◆ EXERCISE INSTRUCTIONS ◆
Scan each line of the records for the word "Noroeste" and extract the ones that have it.

◆ THE RECORDS ◆
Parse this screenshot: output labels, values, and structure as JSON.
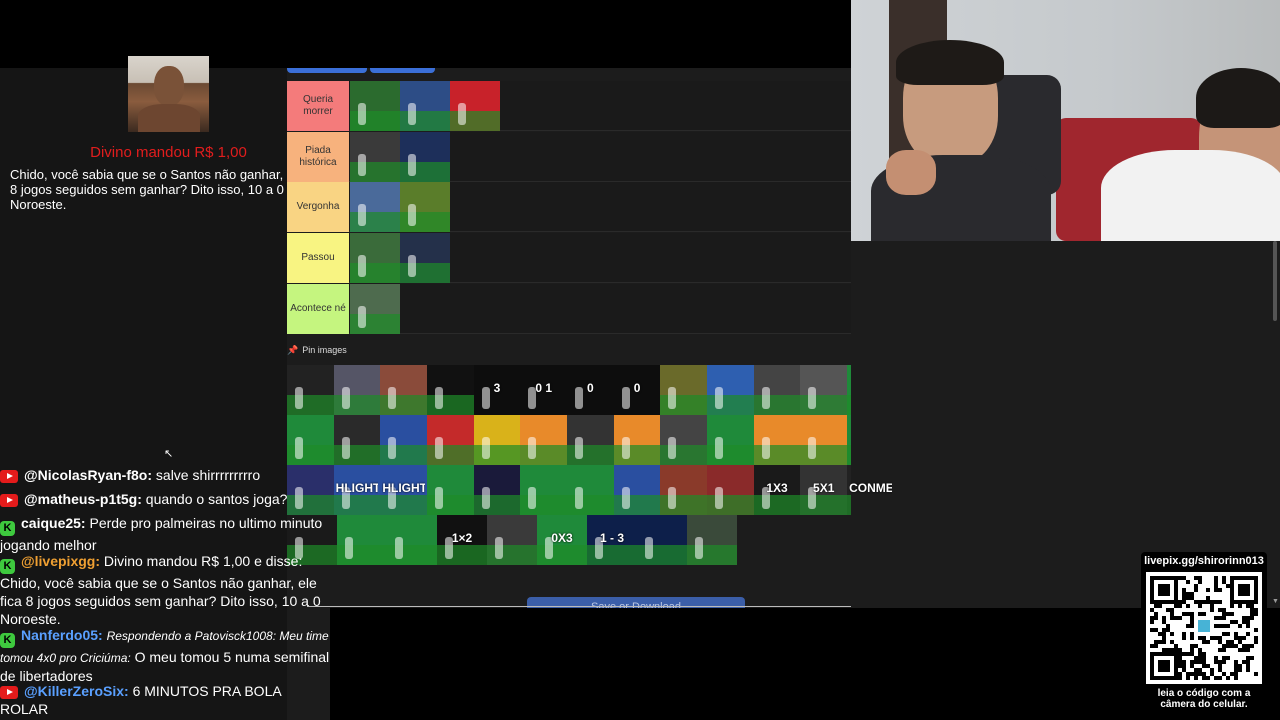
{
  "donation": {
    "title": "Divino mandou R$ 1,00",
    "message": "Chido, você sabia que se o Santos não ganhar, ele fica 8 jogos seguidos sem ganhar? Dito isso, 10 a 0 Noroeste."
  },
  "tiers": [
    {
      "label": "Queria morrer",
      "color": "#f47b7b",
      "items": [
        "#2b6b2e",
        "#2d4d86",
        "#c8222a"
      ]
    },
    {
      "label": "Piada histórica",
      "color": "#f7b27d",
      "items": [
        "#3a3a3a",
        "#1d2f5a"
      ]
    },
    {
      "label": "Vergonha",
      "color": "#f9d483",
      "items": [
        "#4a6a9a",
        "#5a7d2a"
      ]
    },
    {
      "label": "Passou",
      "color": "#f8f482",
      "items": [
        "#3a6b3a",
        "#24304a"
      ]
    },
    {
      "label": "Acontece né",
      "color": "#c5f57f",
      "items": [
        "#4e6b4e"
      ]
    }
  ],
  "pin_label": "Pin images",
  "pool": [
    [
      {
        "c": "#222"
      },
      {
        "c": "#556"
      },
      {
        "c": "#8a4b3a"
      },
      {
        "c": "#111"
      },
      {
        "c": "#0d0d0d",
        "t": "3"
      },
      {
        "c": "#0d0d0d",
        "t": "0 1"
      },
      {
        "c": "#0d0d0d",
        "t": "0"
      },
      {
        "c": "#0d0d0d",
        "t": "0"
      },
      {
        "c": "#6a6a2a"
      },
      {
        "c": "#2e5fb0"
      },
      {
        "c": "#444"
      },
      {
        "c": "#555"
      },
      {
        "c": "#1f8a3a"
      },
      {
        "c": "#1f8a3a"
      },
      {
        "c": "#2f7a2f"
      }
    ],
    [
      {
        "c": "#1f8a3a"
      },
      {
        "c": "#2a2a2a"
      },
      {
        "c": "#2a4fa0"
      },
      {
        "c": "#c42a2a"
      },
      {
        "c": "#d9b21a"
      },
      {
        "c": "#e88a2a"
      },
      {
        "c": "#333"
      },
      {
        "c": "#e88a2a"
      },
      {
        "c": "#444"
      },
      {
        "c": "#1f8a3a"
      },
      {
        "c": "#e88a2a"
      },
      {
        "c": "#e88a2a"
      },
      {
        "c": "#1f8a3a"
      },
      {
        "c": "#2a4fa0"
      },
      {
        "c": "#1f4fa0"
      }
    ],
    [
      {
        "c": "#2a2f6a"
      },
      {
        "c": "#2a4fa0",
        "t": "HLIGHTS"
      },
      {
        "c": "#2a4fa0",
        "t": "HLIGHTS"
      },
      {
        "c": "#1f8a3a"
      },
      {
        "c": "#1a1a3a"
      },
      {
        "c": "#1f8a3a"
      },
      {
        "c": "#1f8a3a"
      },
      {
        "c": "#2a4fa0"
      },
      {
        "c": "#8a3a2a"
      },
      {
        "c": "#8a2a2a"
      },
      {
        "c": "#1a1a1a",
        "t": "1X3"
      },
      {
        "c": "#333",
        "t": "5X1"
      },
      {
        "c": "#222",
        "t": "CONME"
      },
      {
        "c": "#1f8a3a"
      },
      {
        "c": "#1f8a3a"
      }
    ],
    [
      {
        "c": "#1a1a1a"
      },
      {
        "c": "#1f8a3a"
      },
      {
        "c": "#1f8a3a"
      },
      {
        "c": "#111",
        "t": "1×2"
      },
      {
        "c": "#3a3a3a"
      },
      {
        "c": "#1f8a3a",
        "t": "0X3"
      },
      {
        "c": "#0d1f4a",
        "t": "1 - 3"
      },
      {
        "c": "#0d1f4a"
      },
      {
        "c": "#3a4a3a"
      }
    ]
  ],
  "save_button": "Save or Download",
  "chat": [
    {
      "platform": "yt",
      "user": "@NicolasRyan-f8o:",
      "user_color": "#ffffff",
      "text": "salve shirrrrrrrrro"
    },
    {
      "platform": "yt",
      "user": "@matheus-p1t5g:",
      "user_color": "#ffffff",
      "text": "quando o santos joga?"
    },
    {
      "platform": "kick",
      "user": "caique25:",
      "user_color": "#ffffff",
      "text": "Perde pro palmeiras no ultimo minuto jogando melhor"
    },
    {
      "platform": "kick",
      "user": "@livepixgg:",
      "user_color": "#f0a032",
      "text": "Divino mandou R$ 1,00 e disse: Chido, você sabia que se o Santos não ganhar, ele fica 8 jogos seguidos sem ganhar? Dito isso, 10 a 0 Noroeste."
    },
    {
      "platform": "kick",
      "user": "Nanferdo05:",
      "user_color": "#5aa0ff",
      "reply": "Respondendo a Patovisck1008: Meu time tomou 4x0 pro Criciúma:",
      "text": "O meu tomou 5 numa semifinal de libertadores"
    },
    {
      "platform": "yt",
      "user": "@KillerZeroSix:",
      "user_color": "#5aa0ff",
      "text": "6 MINUTOS PRA BOLA ROLAR"
    }
  ],
  "qr": {
    "url": "livepix.gg/shirorinn013",
    "caption": "leia o código com a câmera do celular."
  }
}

◆ EXERCISE RESPONSE ◆
    "message": "Chido, você sabia que se o Santos não ganhar, ele fica 8 jogos seguidos sem ganhar? Dito isso, 10 a 0 Noroeste."
      "text": "Divino mandou R$ 1,00 e disse: Chido, você sabia que se o Santos não ganhar, ele fica 8 jogos seguidos sem ganhar? Dito isso, 10 a 0 Noroeste."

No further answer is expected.